[Saved data entries]

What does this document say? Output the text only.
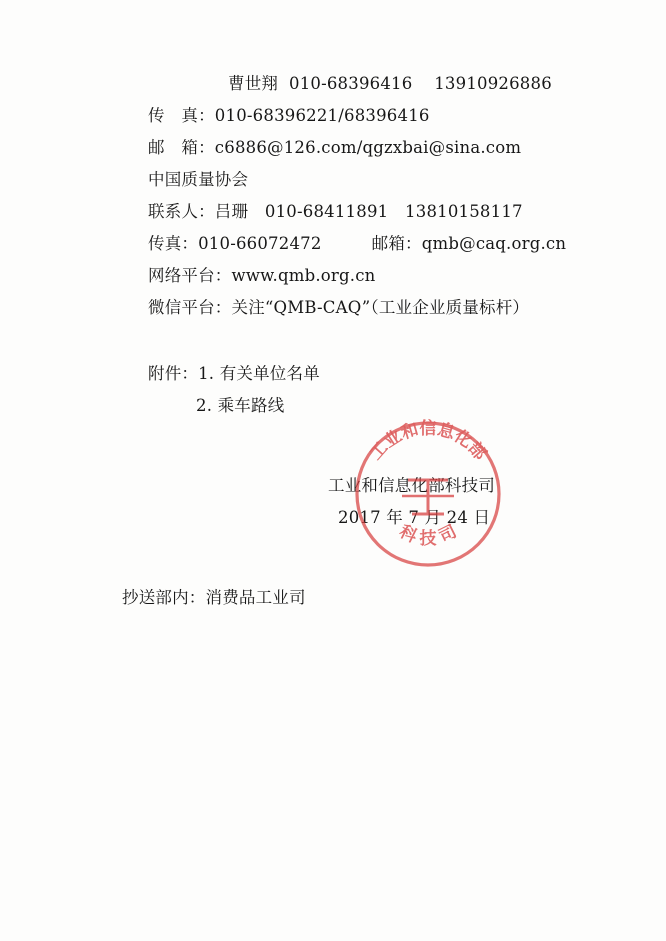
曹世翔  010-68396416    13910926886
传　真：010-68396221/68396416
邮　箱：c6886@126.com/qgzxbai@sina.com
中国质量协会
联系人：吕珊　010-68411891　13810158117
传真：010-66072472　　　邮箱：qmb@caq.org.cn
网络平台：www.qmb.org.cn
微信平台：关注“QMB-CAQ”（工业企业质量标杆）
附件：1. 有关单位名单
2. 乘车路线
工业和信息化部科技司
2017 年 7 月 24 日
抄送部内：消费品工业司
工业和信息化部
科 技 司
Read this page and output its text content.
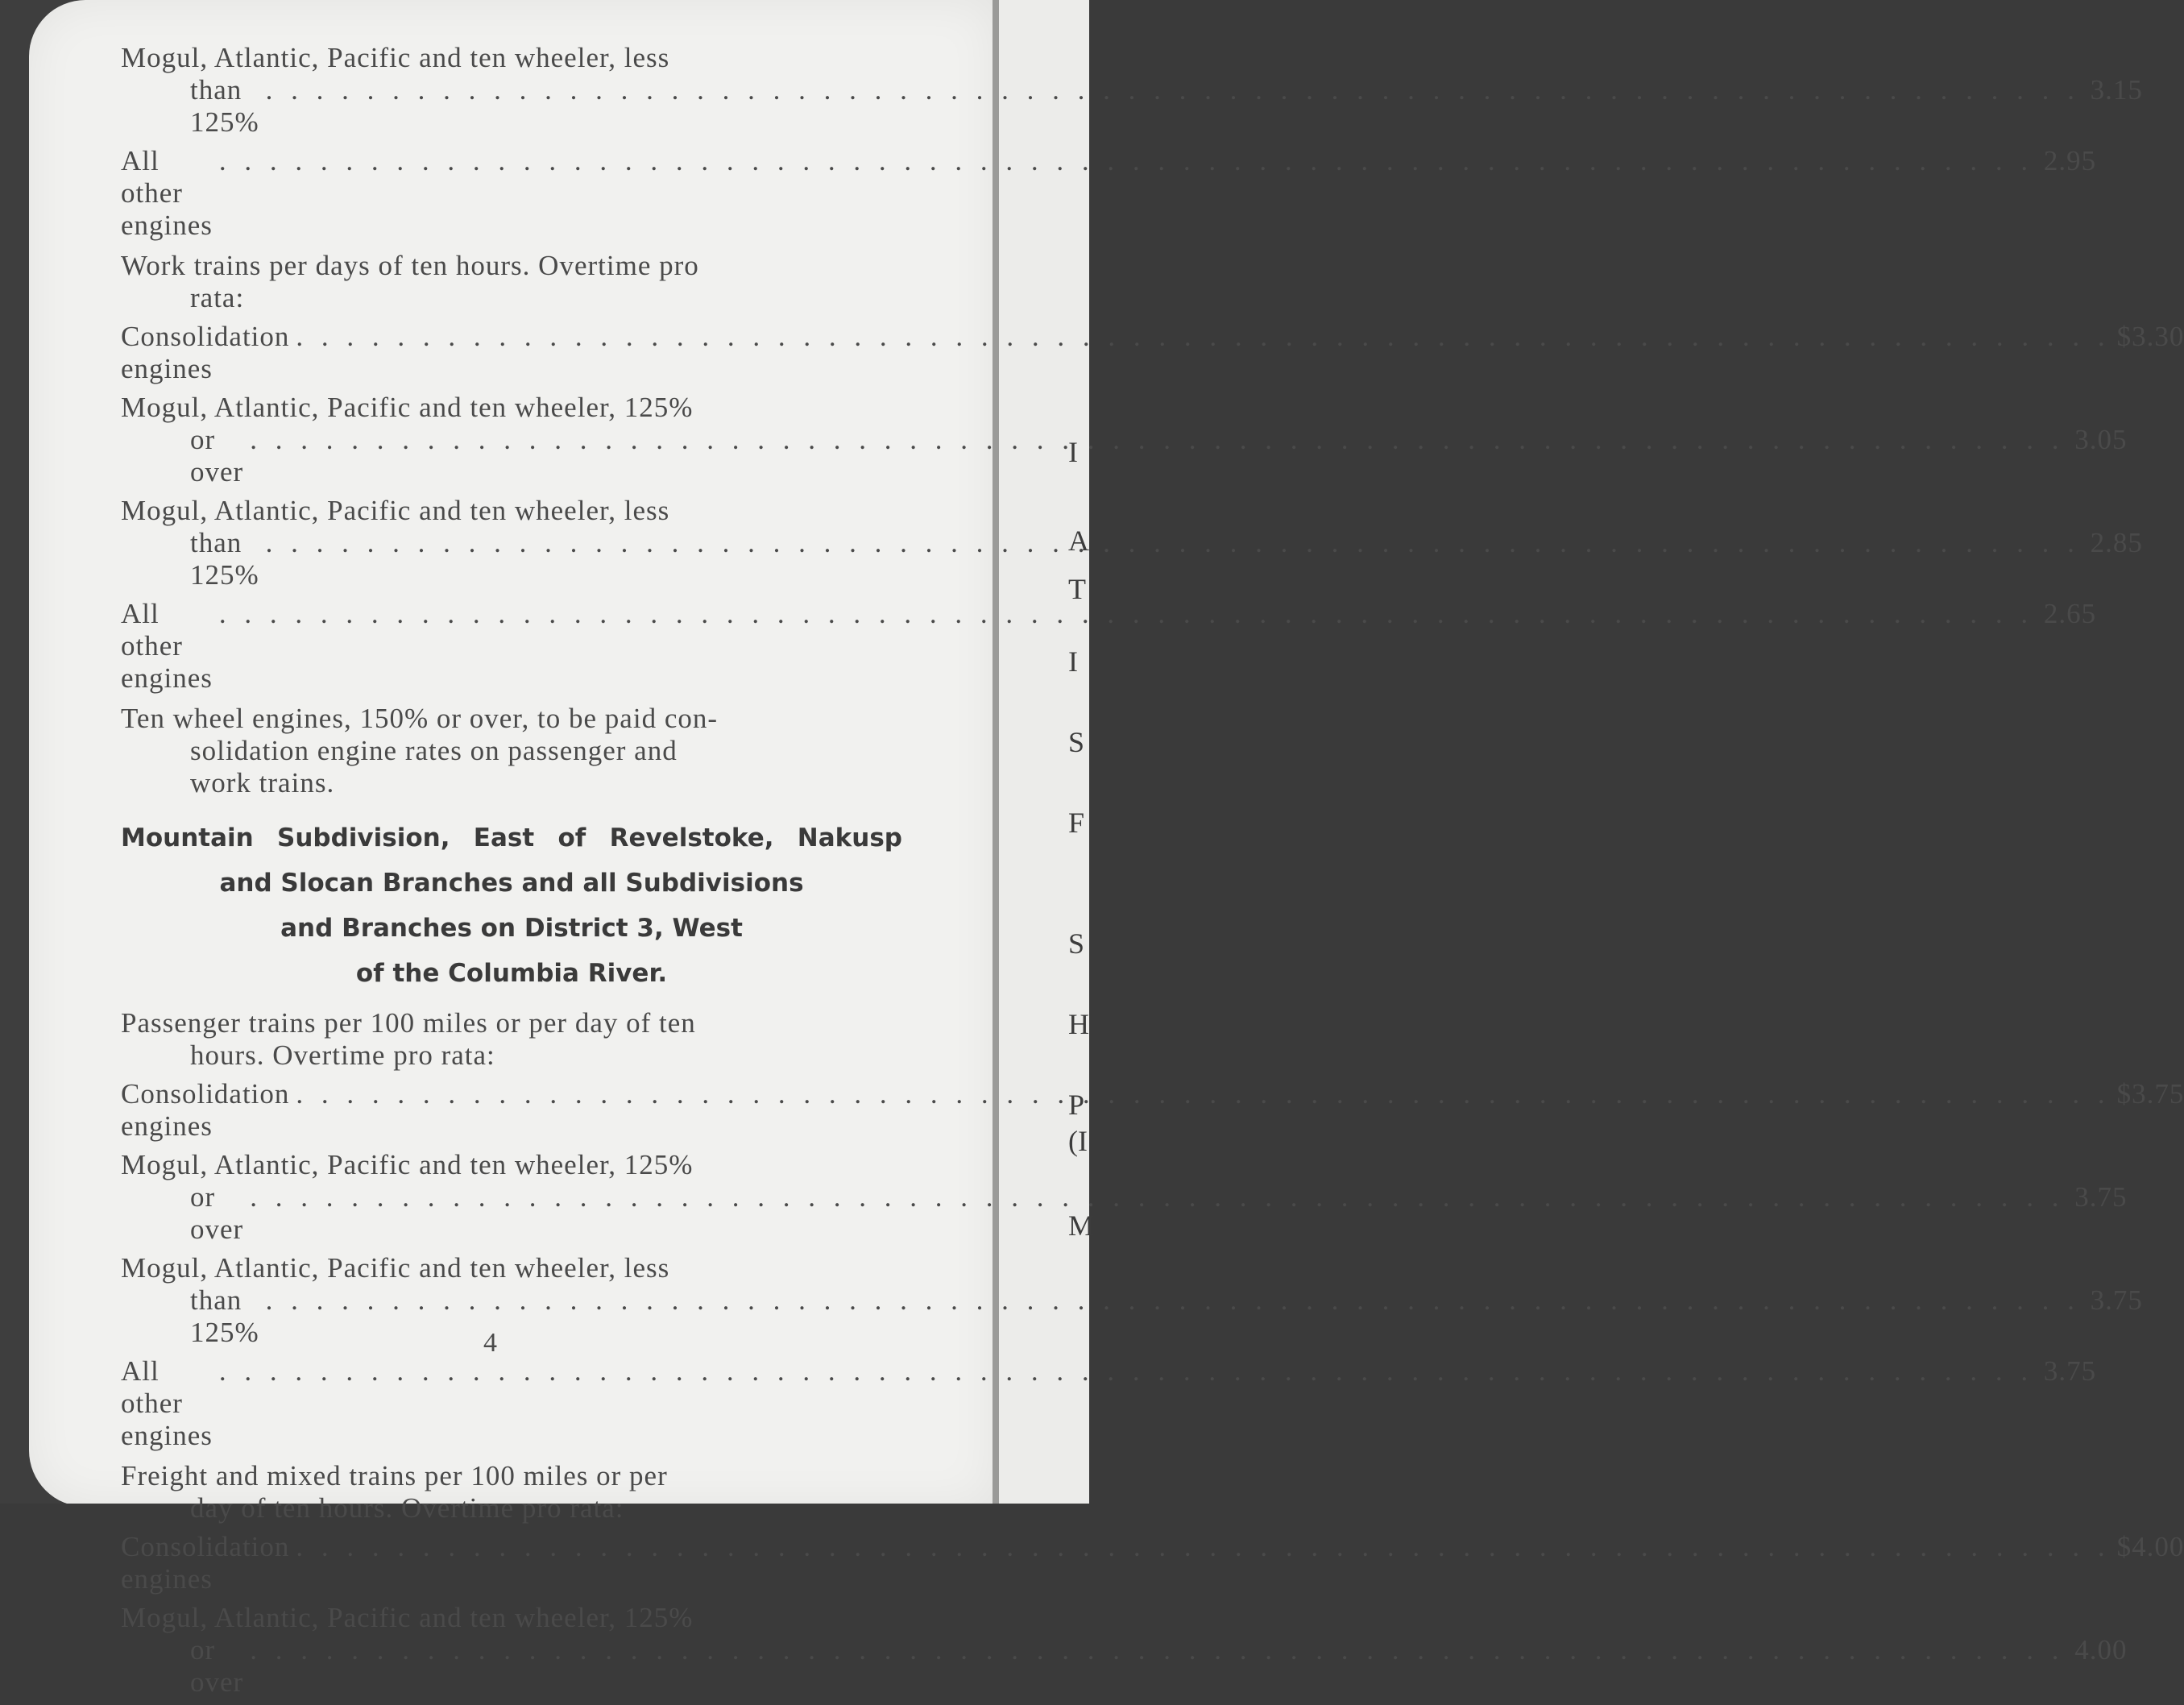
Mogul, Atlantic, Pacific and ten wheeler, less
than 125%
. . .
3.15
All other engines
. . .
2.95
Work trains per days of ten hours. Overtime pro
rata:
Consolidation engines
. . .
$3.30
Mogul, Atlantic, Pacific and ten wheeler, 125%
or over
. . .
3.05
Mogul, Atlantic, Pacific and ten wheeler, less
than 125%
. . .
2.85
All other engines
. . .
2.65
Ten wheel engines, 150% or over, to be paid con-
solidation engine rates on passenger and
work trains.
Mountain Subdivision, East of Revelstoke, Nakusp
and Slocan Branches and all Subdivisions
and Branches on District 3, West
of the Columbia River.
Passenger trains per 100 miles or per day of ten
hours. Overtime pro rata:
Consolidation engines
. . .
$3.75
Mogul, Atlantic, Pacific and ten wheeler, 125%
or over
. . .
3.75
Mogul, Atlantic, Pacific and ten wheeler, less
than 125%
. . .
3.75
All other engines
. . .
3.75
Freight and mixed trains per 100 miles or per
day of ten hours. Overtime pro rata:
Consolidation engines
. . .
$4.00
Mogul, Atlantic, Pacific and ten wheeler, 125%
or over
. . .
4.00
4
I
A
T
I
S
F
S
H
P
(I
M
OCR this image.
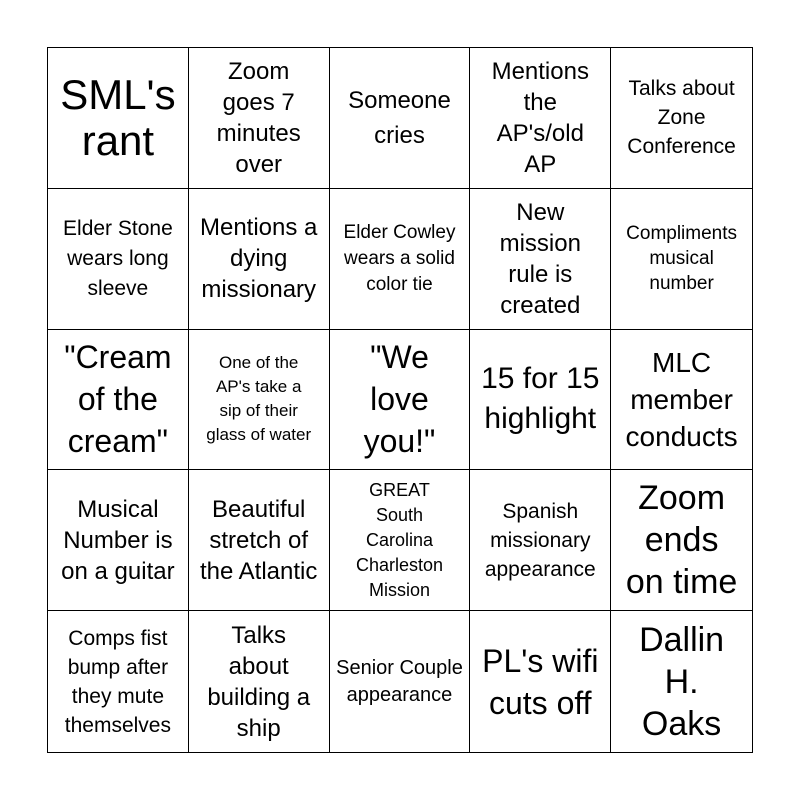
SML's rant
Zoom goes 7 minutes over
Someone cries
Mentions the AP's/old AP
Talks about Zone Conference
Elder Stone wears long sleeve
Mentions a dying missionary
Elder Cowley wears a solid color tie
New mission rule is created
Compliments musical number
"Cream of the cream"
One of the AP's take a sip of their glass of water
"We love you!"
15 for 15 highlight
MLC member conducts
Musical Number is on a guitar
Beautiful stretch of the Atlantic
GREAT South Carolina Charleston Mission
Spanish missionary appearance
Zoom ends on time
Comps fist bump after they mute themselves
Talks about building a ship
Senior Couple appearance
PL's wifi cuts off
Dallin H. Oaks
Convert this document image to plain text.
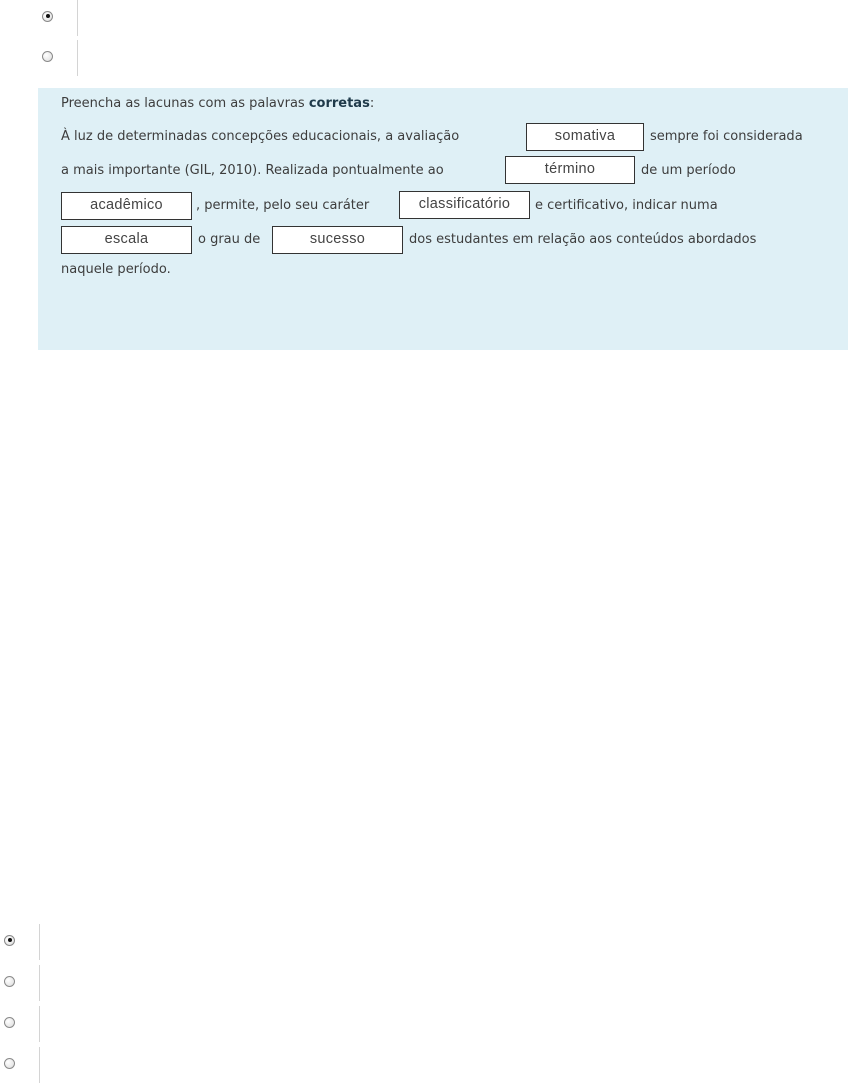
Preencha as lacunas com as palavras corretas:
À luz de determinadas concepções educacionais, a avaliação	somativa	sempre foi considerada
a mais importante (GIL, 2010). Realizada pontualmente ao	término	de um período
acadêmico	, permite, pelo seu caráter	classificatório	e certificativo, indicar numa
escala	o grau de	sucesso	dos estudantes em relação aos conteúdos abordados
naquele período.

■ **Objective**
Every line that holds the string "rata" should be returned.

■ **Solution for this problem**
rata:
hours. Overtime pro rata:
day of ten hours. Overtime pro rata:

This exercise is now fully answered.